begin

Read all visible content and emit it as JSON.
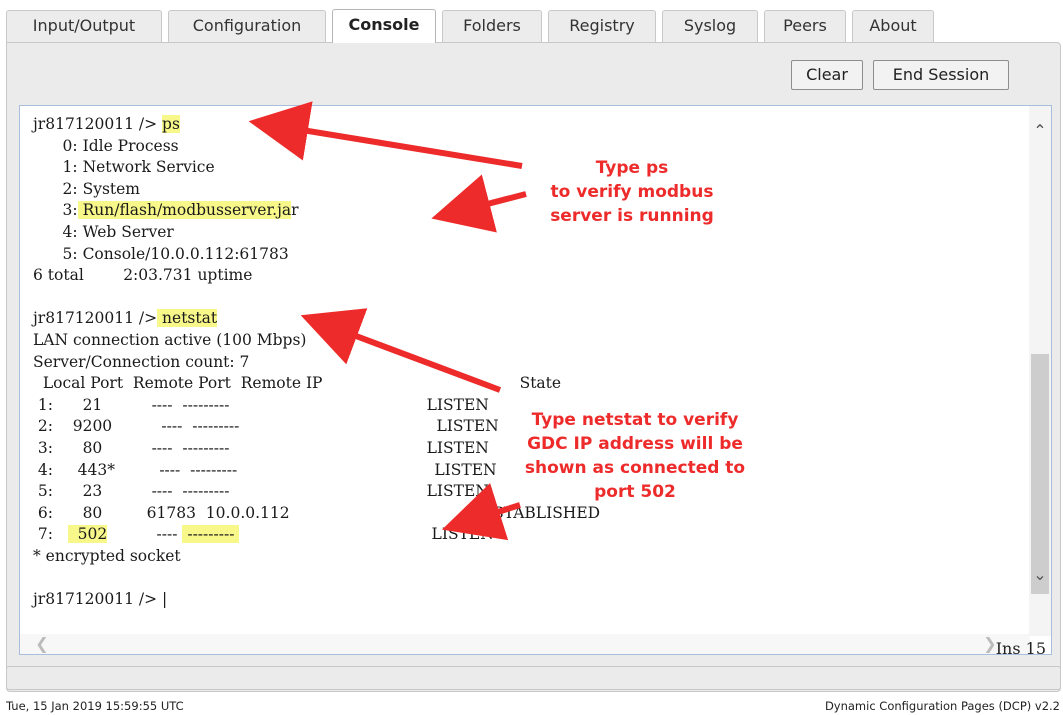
{
  "tabs": [
    {
      "label": "Input/Output",
      "active": false
    },
    {
      "label": "Configuration",
      "active": false
    },
    {
      "label": "Console",
      "active": true
    },
    {
      "label": "Folders",
      "active": false
    },
    {
      "label": "Registry",
      "active": false
    },
    {
      "label": "Syslog",
      "active": false
    },
    {
      "label": "Peers",
      "active": false
    },
    {
      "label": "About",
      "active": false
    }
  ],
  "toolbar": {
    "clear_label": "Clear",
    "end_session_label": "End Session"
  },
  "console": {
    "lines": [
      "jr817120011 /> ps",
      "      0: Idle Process",
      "      1: Network Service",
      "      2: System",
      "      3: Run/flash/modbusserver.jar",
      "      4: Web Server",
      "      5: Console/10.0.0.112:61783",
      "6 total        2:03.731 uptime",
      "",
      "jr817120011 /> netstat",
      "LAN connection active (100 Mbps)",
      "Server/Connection count: 7",
      "  Local Port  Remote Port  Remote IP                                        State",
      " 1:      21          ----  ---------                                        LISTEN",
      " 2:    9200          ----  ---------                                        LISTEN",
      " 3:      80          ----  ---------                                        LISTEN",
      " 4:     443*         ----  ---------                                        LISTEN",
      " 5:      23          ----  ---------                                        LISTEN",
      " 6:      80         61783  10.0.0.112                                       ESTABLISHED",
      " 7:     502          ----  ---------                                        LISTEN",
      "* encrypted socket",
      "",
      "jr817120011 /> |"
    ]
  },
  "annotations": {
    "ps_note": [
      "Type  ps",
      "to verify modbus",
      "server is running"
    ],
    "netstat_note": [
      "Type  netstat  to verify",
      "GDC IP address will be",
      "shown as connected to",
      "port 502"
    ]
  },
  "insert_mode": "Ins 15",
  "footer": {
    "timestamp": "Tue, 15 Jan 2019 15:59:55 UTC",
    "app_name": "Dynamic Configuration Pages (DCP) v2.2"
  },
  "colors": {
    "annotation": "#ee2b2b",
    "highlight": "#f7f78a",
    "active_tab": "#ffffff"
  }
}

end

- Written problem: Find and copy each line above that includes the string "Configuration".

- Complete response:
      "label": "Configuration",
    "app_name": "Dynamic Configuration Pages (DCP) v2.2"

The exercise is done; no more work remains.